Rows from a dataset:
[START]
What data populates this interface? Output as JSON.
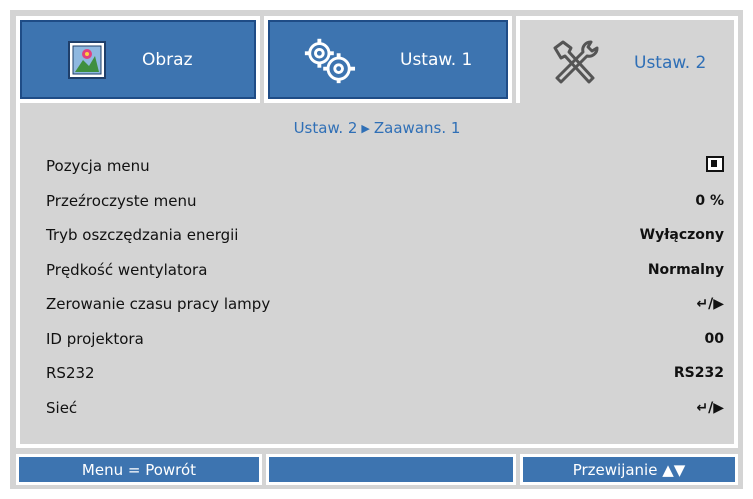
{
  "tabs": [
    {
      "label": "Obraz",
      "icon": "picture-icon",
      "active": false
    },
    {
      "label": "Ustaw. 1",
      "icon": "gears-icon",
      "active": false
    },
    {
      "label": "Ustaw. 2",
      "icon": "tools-icon",
      "active": true
    }
  ],
  "breadcrumb": {
    "parent": "Ustaw. 2",
    "separator_icon": "right-triangle-icon",
    "current": "Zaawans. 1"
  },
  "menu": [
    {
      "label": "Pozycja menu",
      "value": "",
      "value_icon": "menu-position-icon"
    },
    {
      "label": "Przeźroczyste menu",
      "value": "0 %"
    },
    {
      "label": "Tryb oszczędzania energii",
      "value": "Wyłączony"
    },
    {
      "label": "Prędkość wentylatora",
      "value": "Normalny"
    },
    {
      "label": "Zerowanie czasu pracy lampy",
      "value": "↵/▶",
      "value_icon": "enter-arrow-icon"
    },
    {
      "label": "ID projektora",
      "value": "00"
    },
    {
      "label": "RS232",
      "value": "RS232"
    },
    {
      "label": "Sieć",
      "value": "↵/▶",
      "value_icon": "enter-arrow-icon"
    }
  ],
  "footer": {
    "left": "Menu = Powrót",
    "middle": "",
    "right": "Przewijanie ▲▼"
  },
  "colors": {
    "tab_blue": "#3d74b0",
    "panel_gray": "#d4d4d4",
    "accent_text": "#2f6fb6"
  }
}
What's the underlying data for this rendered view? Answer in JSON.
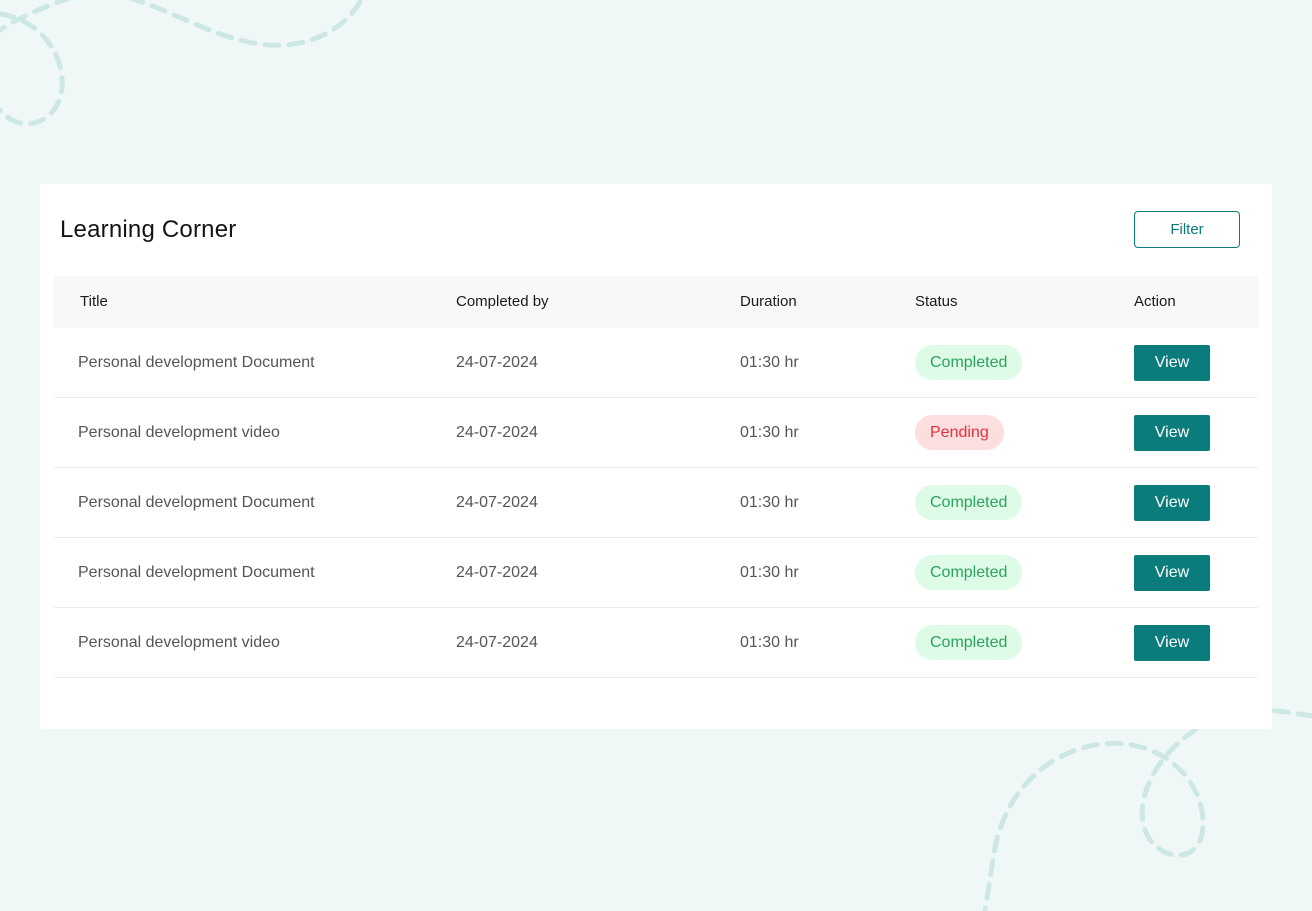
{
  "page": {
    "title": "Learning Corner",
    "filter_label": "Filter"
  },
  "table": {
    "headers": {
      "title": "Title",
      "completed_by": "Completed by",
      "duration": "Duration",
      "status": "Status",
      "action": "Action"
    },
    "rows": [
      {
        "title": "Personal development Document",
        "completed_by": "24-07-2024",
        "duration": "01:30 hr",
        "status": "Completed",
        "status_type": "completed",
        "action": "View"
      },
      {
        "title": "Personal development video",
        "completed_by": "24-07-2024",
        "duration": "01:30 hr",
        "status": "Pending",
        "status_type": "pending",
        "action": "View"
      },
      {
        "title": "Personal development Document",
        "completed_by": "24-07-2024",
        "duration": "01:30 hr",
        "status": "Completed",
        "status_type": "completed",
        "action": "View"
      },
      {
        "title": "Personal development Document",
        "completed_by": "24-07-2024",
        "duration": "01:30 hr",
        "status": "Completed",
        "status_type": "completed",
        "action": "View"
      },
      {
        "title": "Personal development video",
        "completed_by": "24-07-2024",
        "duration": "01:30 hr",
        "status": "Completed",
        "status_type": "completed",
        "action": "View"
      }
    ]
  },
  "colors": {
    "background": "#eff8f6",
    "accent": "#0a7c7b",
    "completed_bg": "#defbe8",
    "completed_text": "#2ca35c",
    "pending_bg": "#fddede",
    "pending_text": "#e2333a",
    "decoration": "#cde8e4"
  }
}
[END]
### To be done
Using the records above, select and copy every line that has the word "icon".

### Output for this task
      "icon": "picture-icon",
      "icon": "gears-icon",
      "icon": "tools-icon",
    "separator_icon": "right-triangle-icon",
      "value_icon": "menu-position-icon"
      "value_icon": "enter-arrow-icon"
      "value_icon": "enter-arrow-icon"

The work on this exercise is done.